◆ Your goal: Type out the records that follow, exactly as given.

◆ Provided entries:
....
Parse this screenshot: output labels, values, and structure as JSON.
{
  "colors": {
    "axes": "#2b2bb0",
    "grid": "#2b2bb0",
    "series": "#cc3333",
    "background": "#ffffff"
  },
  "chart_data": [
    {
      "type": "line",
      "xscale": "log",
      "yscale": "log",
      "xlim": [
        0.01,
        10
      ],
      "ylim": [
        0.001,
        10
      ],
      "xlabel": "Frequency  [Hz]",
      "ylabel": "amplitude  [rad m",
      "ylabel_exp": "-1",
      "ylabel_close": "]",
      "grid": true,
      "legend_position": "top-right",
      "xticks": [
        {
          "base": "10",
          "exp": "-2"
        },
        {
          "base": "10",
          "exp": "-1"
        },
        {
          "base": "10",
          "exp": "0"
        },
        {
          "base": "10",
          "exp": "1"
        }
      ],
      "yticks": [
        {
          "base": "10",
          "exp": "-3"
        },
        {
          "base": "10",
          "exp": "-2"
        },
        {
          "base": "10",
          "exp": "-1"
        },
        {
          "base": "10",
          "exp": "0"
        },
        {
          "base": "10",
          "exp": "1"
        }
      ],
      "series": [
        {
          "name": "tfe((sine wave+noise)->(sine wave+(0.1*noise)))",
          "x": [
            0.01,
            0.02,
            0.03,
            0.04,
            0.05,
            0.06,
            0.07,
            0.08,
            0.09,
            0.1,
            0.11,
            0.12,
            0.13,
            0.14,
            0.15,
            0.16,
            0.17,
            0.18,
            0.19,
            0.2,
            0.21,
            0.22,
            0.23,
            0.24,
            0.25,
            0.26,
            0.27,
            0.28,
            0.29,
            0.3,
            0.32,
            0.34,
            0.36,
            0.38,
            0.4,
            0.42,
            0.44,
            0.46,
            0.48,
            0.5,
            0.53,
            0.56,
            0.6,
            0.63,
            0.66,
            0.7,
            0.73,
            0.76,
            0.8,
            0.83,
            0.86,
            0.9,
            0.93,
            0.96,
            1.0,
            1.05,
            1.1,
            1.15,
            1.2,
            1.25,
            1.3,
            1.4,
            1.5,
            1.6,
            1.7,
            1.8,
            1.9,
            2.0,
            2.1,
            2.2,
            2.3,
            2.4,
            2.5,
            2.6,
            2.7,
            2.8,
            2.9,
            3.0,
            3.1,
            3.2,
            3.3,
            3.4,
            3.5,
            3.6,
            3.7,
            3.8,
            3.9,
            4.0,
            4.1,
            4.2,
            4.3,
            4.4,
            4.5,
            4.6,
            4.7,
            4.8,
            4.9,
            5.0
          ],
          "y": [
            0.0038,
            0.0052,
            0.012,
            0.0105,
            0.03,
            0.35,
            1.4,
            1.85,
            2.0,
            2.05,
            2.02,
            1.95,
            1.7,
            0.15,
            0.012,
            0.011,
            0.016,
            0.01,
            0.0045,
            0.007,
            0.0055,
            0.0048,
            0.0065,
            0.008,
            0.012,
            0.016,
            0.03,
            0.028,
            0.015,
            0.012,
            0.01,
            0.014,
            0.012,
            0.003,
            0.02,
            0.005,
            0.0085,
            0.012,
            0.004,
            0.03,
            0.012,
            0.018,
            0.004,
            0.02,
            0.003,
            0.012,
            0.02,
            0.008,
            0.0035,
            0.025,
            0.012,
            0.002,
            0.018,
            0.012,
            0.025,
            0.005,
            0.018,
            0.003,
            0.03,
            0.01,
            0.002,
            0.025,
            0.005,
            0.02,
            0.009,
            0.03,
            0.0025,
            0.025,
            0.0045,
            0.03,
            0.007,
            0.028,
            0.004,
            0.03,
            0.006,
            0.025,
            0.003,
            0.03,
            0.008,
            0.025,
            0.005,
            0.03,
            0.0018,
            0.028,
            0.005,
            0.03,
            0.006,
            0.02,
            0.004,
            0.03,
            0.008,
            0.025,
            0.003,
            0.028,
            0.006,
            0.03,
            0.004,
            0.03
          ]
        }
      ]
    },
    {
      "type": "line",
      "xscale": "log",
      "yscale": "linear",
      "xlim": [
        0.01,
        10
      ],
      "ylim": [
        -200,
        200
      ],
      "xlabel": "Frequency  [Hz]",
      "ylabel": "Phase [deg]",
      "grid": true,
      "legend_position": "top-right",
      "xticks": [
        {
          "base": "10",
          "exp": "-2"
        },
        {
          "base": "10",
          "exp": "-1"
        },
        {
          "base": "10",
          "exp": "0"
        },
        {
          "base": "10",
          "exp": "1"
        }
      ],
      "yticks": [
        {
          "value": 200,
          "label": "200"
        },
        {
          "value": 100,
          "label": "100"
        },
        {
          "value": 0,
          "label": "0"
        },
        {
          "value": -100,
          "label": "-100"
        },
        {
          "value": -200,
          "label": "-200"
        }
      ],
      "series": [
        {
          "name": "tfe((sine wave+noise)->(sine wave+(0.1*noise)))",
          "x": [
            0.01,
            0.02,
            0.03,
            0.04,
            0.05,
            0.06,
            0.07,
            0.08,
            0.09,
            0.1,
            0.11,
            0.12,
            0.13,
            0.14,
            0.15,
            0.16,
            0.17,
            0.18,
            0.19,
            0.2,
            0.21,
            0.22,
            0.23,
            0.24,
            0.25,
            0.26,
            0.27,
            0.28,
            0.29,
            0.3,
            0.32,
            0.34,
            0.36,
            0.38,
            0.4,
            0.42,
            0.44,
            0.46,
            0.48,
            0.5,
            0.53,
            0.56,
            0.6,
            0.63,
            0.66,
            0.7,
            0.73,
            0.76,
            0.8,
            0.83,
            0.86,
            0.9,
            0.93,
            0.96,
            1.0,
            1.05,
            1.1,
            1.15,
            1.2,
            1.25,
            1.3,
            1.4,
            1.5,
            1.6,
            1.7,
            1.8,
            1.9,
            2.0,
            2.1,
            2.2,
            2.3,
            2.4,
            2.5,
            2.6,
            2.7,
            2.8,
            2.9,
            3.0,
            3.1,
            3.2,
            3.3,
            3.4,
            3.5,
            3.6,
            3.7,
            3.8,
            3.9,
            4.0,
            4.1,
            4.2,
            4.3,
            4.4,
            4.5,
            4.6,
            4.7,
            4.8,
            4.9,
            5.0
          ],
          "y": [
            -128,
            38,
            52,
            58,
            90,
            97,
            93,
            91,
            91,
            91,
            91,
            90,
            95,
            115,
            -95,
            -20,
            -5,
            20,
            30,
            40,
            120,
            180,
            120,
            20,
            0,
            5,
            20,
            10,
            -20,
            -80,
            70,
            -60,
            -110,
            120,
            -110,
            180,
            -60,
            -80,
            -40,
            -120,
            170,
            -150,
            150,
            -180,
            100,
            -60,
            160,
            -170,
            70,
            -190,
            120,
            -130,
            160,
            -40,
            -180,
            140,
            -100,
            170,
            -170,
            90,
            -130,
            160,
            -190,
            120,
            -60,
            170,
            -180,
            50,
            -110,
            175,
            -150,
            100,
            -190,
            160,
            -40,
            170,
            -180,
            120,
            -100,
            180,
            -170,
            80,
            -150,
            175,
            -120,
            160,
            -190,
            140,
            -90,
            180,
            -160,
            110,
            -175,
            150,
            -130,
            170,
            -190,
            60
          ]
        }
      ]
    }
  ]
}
....
◆ Task output:
Parse this screenshot: output labels, values, and structure as JSON.
{
  "colors": {
    "axes": "#2b2bb0",
    "grid": "#2b2bb0",
    "series": "#cc3333",
    "background": "#ffffff"
  },
  "chart_data": [
    {
      "type": "line",
      "xscale": "log",
      "yscale": "log",
      "xlim": [
        0.01,
        10
      ],
      "ylim": [
        0.001,
        10
      ],
      "xlabel": "Frequency  [Hz]",
      "ylabel": "amplitude  [rad m",
      "ylabel_exp": "-1",
      "ylabel_close": "]",
      "grid": true,
      "legend_position": "top-right",
      "xticks": [
        {
          "base": "10",
          "exp": "-2"
        },
        {
          "base": "10",
          "exp": "-1"
        },
        {
          "base": "10",
          "exp": "0"
        },
        {
          "base": "10",
          "exp": "1"
        }
      ],
      "yticks": [
        {
          "base": "10",
          "exp": "-3"
        },
        {
          "base": "10",
          "exp": "-2"
        },
        {
          "base": "10",
          "exp": "-1"
        },
        {
          "base": "10",
          "exp": "0"
        },
        {
          "base": "10",
          "exp": "1"
        }
      ],
      "series": [
        {
          "name": "tfe((sine wave+noise)->(sine wave+(0.1*noise)))",
          "x": [
            0.01,
            0.02,
            0.03,
            0.04,
            0.05,
            0.06,
            0.07,
            0.08,
            0.09,
            0.1,
            0.11,
            0.12,
            0.13,
            0.14,
            0.15,
            0.16,
            0.17,
            0.18,
            0.19,
            0.2,
            0.21,
            0.22,
            0.23,
            0.24,
            0.25,
            0.26,
            0.27,
            0.28,
            0.29,
            0.3,
            0.32,
            0.34,
            0.36,
            0.38,
            0.4,
            0.42,
            0.44,
            0.46,
            0.48,
            0.5,
            0.53,
            0.56,
            0.6,
            0.63,
            0.66,
            0.7,
            0.73,
            0.76,
            0.8,
            0.83,
            0.86,
            0.9,
            0.93,
            0.96,
            1.0,
            1.05,
            1.1,
            1.15,
            1.2,
            1.25,
            1.3,
            1.4,
            1.5,
            1.6,
            1.7,
            1.8,
            1.9,
            2.0,
            2.1,
            2.2,
            2.3,
            2.4,
            2.5,
            2.6,
            2.7,
            2.8,
            2.9,
            3.0,
            3.1,
            3.2,
            3.3,
            3.4,
            3.5,
            3.6,
            3.7,
            3.8,
            3.9,
            4.0,
            4.1,
            4.2,
            4.3,
            4.4,
            4.5,
            4.6,
            4.7,
            4.8,
            4.9,
            5.0
          ],
          "y": [
            0.0038,
            0.0052,
            0.012,
            0.0105,
            0.03,
            0.35,
            1.4,
            1.85,
            2.0,
            2.05,
            2.02,
            1.95,
            1.7,
            0.15,
            0.012,
            0.011,
            0.016,
            0.01,
            0.0045,
            0.007,
            0.0055,
            0.0048,
            0.0065,
            0.008,
            0.012,
            0.016,
            0.03,
            0.028,
            0.015,
            0.012,
            0.01,
            0.014,
            0.012,
            0.003,
            0.02,
            0.005,
            0.0085,
            0.012,
            0.004,
            0.03,
            0.012,
            0.018,
            0.004,
            0.02,
            0.003,
            0.012,
            0.02,
            0.008,
            0.0035,
            0.025,
            0.012,
            0.002,
            0.018,
            0.012,
            0.025,
            0.005,
            0.018,
            0.003,
            0.03,
            0.01,
            0.002,
            0.025,
            0.005,
            0.02,
            0.009,
            0.03,
            0.0025,
            0.025,
            0.0045,
            0.03,
            0.007,
            0.028,
            0.004,
            0.03,
            0.006,
            0.025,
            0.003,
            0.03,
            0.008,
            0.025,
            0.005,
            0.03,
            0.0018,
            0.028,
            0.005,
            0.03,
            0.006,
            0.02,
            0.004,
            0.03,
            0.008,
            0.025,
            0.003,
            0.028,
            0.006,
            0.03,
            0.004,
            0.03
          ]
        }
      ]
    },
    {
      "type": "line",
      "xscale": "log",
      "yscale": "linear",
      "xlim": [
        0.01,
        10
      ],
      "ylim": [
        -200,
        200
      ],
      "xlabel": "Frequency  [Hz]",
      "ylabel": "Phase [deg]",
      "grid": true,
      "legend_position": "top-right",
      "xticks": [
        {
          "base": "10",
          "exp": "-2"
        },
        {
          "base": "10",
          "exp": "-1"
        },
        {
          "base": "10",
          "exp": "0"
        },
        {
          "base": "10",
          "exp": "1"
        }
      ],
      "yticks": [
        {
          "value": 200,
          "label": "200"
        },
        {
          "value": 100,
          "label": "100"
        },
        {
          "value": 0,
          "label": "0"
        },
        {
          "value": -100,
          "label": "-100"
        },
        {
          "value": -200,
          "label": "-200"
        }
      ],
      "series": [
        {
          "name": "tfe((sine wave+noise)->(sine wave+(0.1*noise)))",
          "x": [
            0.01,
            0.02,
            0.03,
            0.04,
            0.05,
            0.06,
            0.07,
            0.08,
            0.09,
            0.1,
            0.11,
            0.12,
            0.13,
            0.14,
            0.15,
            0.16,
            0.17,
            0.18,
            0.19,
            0.2,
            0.21,
            0.22,
            0.23,
            0.24,
            0.25,
            0.26,
            0.27,
            0.28,
            0.29,
            0.3,
            0.32,
            0.34,
            0.36,
            0.38,
            0.4,
            0.42,
            0.44,
            0.46,
            0.48,
            0.5,
            0.53,
            0.56,
            0.6,
            0.63,
            0.66,
            0.7,
            0.73,
            0.76,
            0.8,
            0.83,
            0.86,
            0.9,
            0.93,
            0.96,
            1.0,
            1.05,
            1.1,
            1.15,
            1.2,
            1.25,
            1.3,
            1.4,
            1.5,
            1.6,
            1.7,
            1.8,
            1.9,
            2.0,
            2.1,
            2.2,
            2.3,
            2.4,
            2.5,
            2.6,
            2.7,
            2.8,
            2.9,
            3.0,
            3.1,
            3.2,
            3.3,
            3.4,
            3.5,
            3.6,
            3.7,
            3.8,
            3.9,
            4.0,
            4.1,
            4.2,
            4.3,
            4.4,
            4.5,
            4.6,
            4.7,
            4.8,
            4.9,
            5.0
          ],
          "y": [
            -128,
            38,
            52,
            58,
            90,
            97,
            93,
            91,
            91,
            91,
            91,
            90,
            95,
            115,
            -95,
            -20,
            -5,
            20,
            30,
            40,
            120,
            180,
            120,
            20,
            0,
            5,
            20,
            10,
            -20,
            -80,
            70,
            -60,
            -110,
            120,
            -110,
            180,
            -60,
            -80,
            -40,
            -120,
            170,
            -150,
            150,
            -180,
            100,
            -60,
            160,
            -170,
            70,
            -190,
            120,
            -130,
            160,
            -40,
            -180,
            140,
            -100,
            170,
            -170,
            90,
            -130,
            160,
            -190,
            120,
            -60,
            170,
            -180,
            50,
            -110,
            175,
            -150,
            100,
            -190,
            160,
            -40,
            170,
            -180,
            120,
            -100,
            180,
            -170,
            80,
            -150,
            175,
            -120,
            160,
            -190,
            140,
            -90,
            180,
            -160,
            110,
            -175,
            150,
            -130,
            170,
            -190,
            60
          ]
        }
      ]
    }
  ]
}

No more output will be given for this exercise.